Extracted records
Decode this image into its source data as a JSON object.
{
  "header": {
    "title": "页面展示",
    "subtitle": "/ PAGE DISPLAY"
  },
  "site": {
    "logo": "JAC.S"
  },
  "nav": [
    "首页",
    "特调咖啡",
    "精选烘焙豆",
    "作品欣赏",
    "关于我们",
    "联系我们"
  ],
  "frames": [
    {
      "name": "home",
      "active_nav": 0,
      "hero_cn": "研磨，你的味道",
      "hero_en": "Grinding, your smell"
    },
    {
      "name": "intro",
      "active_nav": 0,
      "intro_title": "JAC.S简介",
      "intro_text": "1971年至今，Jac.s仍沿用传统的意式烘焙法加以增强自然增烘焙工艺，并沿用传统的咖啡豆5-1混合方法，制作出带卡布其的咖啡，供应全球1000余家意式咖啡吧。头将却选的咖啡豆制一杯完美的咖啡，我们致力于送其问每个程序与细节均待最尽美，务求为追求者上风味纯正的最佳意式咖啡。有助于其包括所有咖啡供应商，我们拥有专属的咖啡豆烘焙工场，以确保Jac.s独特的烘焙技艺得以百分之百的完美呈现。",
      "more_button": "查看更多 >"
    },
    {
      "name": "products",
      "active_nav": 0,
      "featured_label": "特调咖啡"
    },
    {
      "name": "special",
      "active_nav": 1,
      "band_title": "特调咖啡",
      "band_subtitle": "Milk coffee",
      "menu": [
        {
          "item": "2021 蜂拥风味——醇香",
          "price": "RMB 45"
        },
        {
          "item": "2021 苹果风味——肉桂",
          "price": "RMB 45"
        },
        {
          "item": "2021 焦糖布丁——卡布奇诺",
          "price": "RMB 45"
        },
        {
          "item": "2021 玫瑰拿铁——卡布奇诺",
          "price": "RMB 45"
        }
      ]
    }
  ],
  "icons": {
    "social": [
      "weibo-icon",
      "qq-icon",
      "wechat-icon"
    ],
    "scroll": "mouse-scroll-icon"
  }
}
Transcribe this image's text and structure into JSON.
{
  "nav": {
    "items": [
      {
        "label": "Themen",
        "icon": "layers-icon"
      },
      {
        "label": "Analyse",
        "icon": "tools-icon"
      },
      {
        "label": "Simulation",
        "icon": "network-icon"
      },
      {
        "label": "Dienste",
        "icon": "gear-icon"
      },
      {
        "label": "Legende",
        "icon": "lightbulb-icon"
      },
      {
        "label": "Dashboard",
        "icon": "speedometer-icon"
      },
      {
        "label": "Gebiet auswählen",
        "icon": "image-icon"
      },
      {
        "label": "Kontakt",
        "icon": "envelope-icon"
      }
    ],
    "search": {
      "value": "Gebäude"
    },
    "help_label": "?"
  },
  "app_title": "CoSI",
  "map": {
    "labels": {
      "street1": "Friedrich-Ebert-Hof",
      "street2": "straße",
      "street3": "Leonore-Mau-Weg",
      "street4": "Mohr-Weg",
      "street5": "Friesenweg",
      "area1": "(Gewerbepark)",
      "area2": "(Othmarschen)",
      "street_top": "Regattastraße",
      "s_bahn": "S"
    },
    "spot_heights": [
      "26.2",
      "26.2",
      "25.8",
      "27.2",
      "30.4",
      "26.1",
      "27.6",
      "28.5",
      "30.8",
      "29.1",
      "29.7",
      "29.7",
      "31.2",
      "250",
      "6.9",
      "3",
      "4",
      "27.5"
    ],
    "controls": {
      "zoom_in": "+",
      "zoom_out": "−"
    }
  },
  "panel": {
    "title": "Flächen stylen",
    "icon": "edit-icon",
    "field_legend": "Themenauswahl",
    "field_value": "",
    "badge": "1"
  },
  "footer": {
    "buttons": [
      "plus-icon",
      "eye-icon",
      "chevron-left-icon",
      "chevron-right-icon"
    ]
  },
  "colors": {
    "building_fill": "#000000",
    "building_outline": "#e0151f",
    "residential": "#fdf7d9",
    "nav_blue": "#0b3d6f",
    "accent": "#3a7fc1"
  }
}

• _SET TASK_: Reproduce the data in full, exactly as presented.

• _COMPLETE OUTPUT_:
Decode this image into its source data as a JSON object.
{
  "header": {
    "title": "页面展示",
    "subtitle": "/ PAGE DISPLAY"
  },
  "site": {
    "logo": "JAC.S"
  },
  "nav": [
    "首页",
    "特调咖啡",
    "精选烘焙豆",
    "作品欣赏",
    "关于我们",
    "联系我们"
  ],
  "frames": [
    {
      "name": "home",
      "active_nav": 0,
      "hero_cn": "研磨，你的味道",
      "hero_en": "Grinding, your smell"
    },
    {
      "name": "intro",
      "active_nav": 0,
      "intro_title": "JAC.S简介",
      "intro_text": "1971年至今，Jac.s仍沿用传统的意式烘焙法加以增强自然增烘焙工艺，并沿用传统的咖啡豆5-1混合方法，制作出带卡布其的咖啡，供应全球1000余家意式咖啡吧。头将却选的咖啡豆制一杯完美的咖啡，我们致力于送其问每个程序与细节均待最尽美，务求为追求者上风味纯正的最佳意式咖啡。有助于其包括所有咖啡供应商，我们拥有专属的咖啡豆烘焙工场，以确保Jac.s独特的烘焙技艺得以百分之百的完美呈现。",
      "more_button": "查看更多 >"
    },
    {
      "name": "products",
      "active_nav": 0,
      "featured_label": "特调咖啡"
    },
    {
      "name": "special",
      "active_nav": 1,
      "band_title": "特调咖啡",
      "band_subtitle": "Milk coffee",
      "menu": [
        {
          "item": "2021 蜂拥风味——醇香",
          "price": "RMB 45"
        },
        {
          "item": "2021 苹果风味——肉桂",
          "price": "RMB 45"
        },
        {
          "item": "2021 焦糖布丁——卡布奇诺",
          "price": "RMB 45"
        },
        {
          "item": "2021 玫瑰拿铁——卡布奇诺",
          "price": "RMB 45"
        }
      ]
    }
  ],
  "icons": {
    "social": [
      "weibo-icon",
      "qq-icon",
      "wechat-icon"
    ],
    "scroll": "mouse-scroll-icon"
  }
}
Transcribe this image's text and structure into JSON.
{
  "nav": {
    "items": [
      {
        "label": "Themen",
        "icon": "layers-icon"
      },
      {
        "label": "Analyse",
        "icon": "tools-icon"
      },
      {
        "label": "Simulation",
        "icon": "network-icon"
      },
      {
        "label": "Dienste",
        "icon": "gear-icon"
      },
      {
        "label": "Legende",
        "icon": "lightbulb-icon"
      },
      {
        "label": "Dashboard",
        "icon": "speedometer-icon"
      },
      {
        "label": "Gebiet auswählen",
        "icon": "image-icon"
      },
      {
        "label": "Kontakt",
        "icon": "envelope-icon"
      }
    ],
    "search": {
      "value": "Gebäude"
    },
    "help_label": "?"
  },
  "app_title": "CoSI",
  "map": {
    "labels": {
      "street1": "Friedrich-Ebert-Hof",
      "street2": "straße",
      "street3": "Leonore-Mau-Weg",
      "street4": "Mohr-Weg",
      "street5": "Friesenweg",
      "area1": "(Gewerbepark)",
      "area2": "(Othmarschen)",
      "street_top": "Regattastraße",
      "s_bahn": "S"
    },
    "spot_heights": [
      "26.2",
      "26.2",
      "25.8",
      "27.2",
      "30.4",
      "26.1",
      "27.6",
      "28.5",
      "30.8",
      "29.1",
      "29.7",
      "29.7",
      "31.2",
      "250",
      "6.9",
      "3",
      "4",
      "27.5"
    ],
    "controls": {
      "zoom_in": "+",
      "zoom_out": "−"
    }
  },
  "panel": {
    "title": "Flächen stylen",
    "icon": "edit-icon",
    "field_legend": "Themenauswahl",
    "field_value": "",
    "badge": "1"
  },
  "footer": {
    "buttons": [
      "plus-icon",
      "eye-icon",
      "chevron-left-icon",
      "chevron-right-icon"
    ]
  },
  "colors": {
    "building_fill": "#000000",
    "building_outline": "#e0151f",
    "residential": "#fdf7d9",
    "nav_blue": "#0b3d6f",
    "accent": "#3a7fc1"
  }
}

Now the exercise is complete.